Set exercise :: Your task is to copy the material exactly.

Data entries for graphics:
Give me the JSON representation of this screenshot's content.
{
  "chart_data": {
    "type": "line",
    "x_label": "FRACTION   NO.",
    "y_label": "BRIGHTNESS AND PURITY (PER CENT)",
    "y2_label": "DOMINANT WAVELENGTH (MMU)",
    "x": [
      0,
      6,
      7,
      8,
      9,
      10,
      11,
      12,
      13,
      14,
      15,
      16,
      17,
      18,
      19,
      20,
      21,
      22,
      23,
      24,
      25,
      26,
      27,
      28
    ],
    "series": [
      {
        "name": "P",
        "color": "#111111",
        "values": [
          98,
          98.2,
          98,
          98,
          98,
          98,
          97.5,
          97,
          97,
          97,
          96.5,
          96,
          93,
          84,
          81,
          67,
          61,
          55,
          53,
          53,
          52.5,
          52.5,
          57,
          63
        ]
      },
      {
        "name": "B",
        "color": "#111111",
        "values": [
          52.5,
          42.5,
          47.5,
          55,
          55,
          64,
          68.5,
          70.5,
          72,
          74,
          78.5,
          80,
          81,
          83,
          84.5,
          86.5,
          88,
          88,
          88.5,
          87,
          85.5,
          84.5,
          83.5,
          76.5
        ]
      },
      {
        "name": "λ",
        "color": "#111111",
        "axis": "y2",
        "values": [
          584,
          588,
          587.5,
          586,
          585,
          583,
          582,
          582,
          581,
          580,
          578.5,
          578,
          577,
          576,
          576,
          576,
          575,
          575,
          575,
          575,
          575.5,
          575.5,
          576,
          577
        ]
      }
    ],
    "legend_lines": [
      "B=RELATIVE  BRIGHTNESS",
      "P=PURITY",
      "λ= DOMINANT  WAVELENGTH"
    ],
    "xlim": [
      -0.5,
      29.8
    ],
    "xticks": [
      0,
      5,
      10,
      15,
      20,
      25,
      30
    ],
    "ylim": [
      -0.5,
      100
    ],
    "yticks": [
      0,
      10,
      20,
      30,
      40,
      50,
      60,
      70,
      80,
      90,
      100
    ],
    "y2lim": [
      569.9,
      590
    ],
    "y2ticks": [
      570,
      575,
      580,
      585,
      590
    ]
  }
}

Answer to the task ::
Give me the JSON representation of this screenshot's content.
{
  "chart_data": {
    "type": "line",
    "x_label": "FRACTION   NO.",
    "y_label": "BRIGHTNESS AND PURITY (PER CENT)",
    "y2_label": "DOMINANT WAVELENGTH (MMU)",
    "x": [
      0,
      6,
      7,
      8,
      9,
      10,
      11,
      12,
      13,
      14,
      15,
      16,
      17,
      18,
      19,
      20,
      21,
      22,
      23,
      24,
      25,
      26,
      27,
      28
    ],
    "series": [
      {
        "name": "P",
        "color": "#111111",
        "values": [
          98,
          98.2,
          98,
          98,
          98,
          98,
          97.5,
          97,
          97,
          97,
          96.5,
          96,
          93,
          84,
          81,
          67,
          61,
          55,
          53,
          53,
          52.5,
          52.5,
          57,
          63
        ]
      },
      {
        "name": "B",
        "color": "#111111",
        "values": [
          52.5,
          42.5,
          47.5,
          55,
          55,
          64,
          68.5,
          70.5,
          72,
          74,
          78.5,
          80,
          81,
          83,
          84.5,
          86.5,
          88,
          88,
          88.5,
          87,
          85.5,
          84.5,
          83.5,
          76.5
        ]
      },
      {
        "name": "λ",
        "color": "#111111",
        "axis": "y2",
        "values": [
          584,
          588,
          587.5,
          586,
          585,
          583,
          582,
          582,
          581,
          580,
          578.5,
          578,
          577,
          576,
          576,
          576,
          575,
          575,
          575,
          575,
          575.5,
          575.5,
          576,
          577
        ]
      }
    ],
    "legend_lines": [
      "B=RELATIVE  BRIGHTNESS",
      "P=PURITY",
      "λ= DOMINANT  WAVELENGTH"
    ],
    "xlim": [
      -0.5,
      29.8
    ],
    "xticks": [
      0,
      5,
      10,
      15,
      20,
      25,
      30
    ],
    "ylim": [
      -0.5,
      100
    ],
    "yticks": [
      0,
      10,
      20,
      30,
      40,
      50,
      60,
      70,
      80,
      90,
      100
    ],
    "y2lim": [
      569.9,
      590
    ],
    "y2ticks": [
      570,
      575,
      580,
      585,
      590
    ]
  }
}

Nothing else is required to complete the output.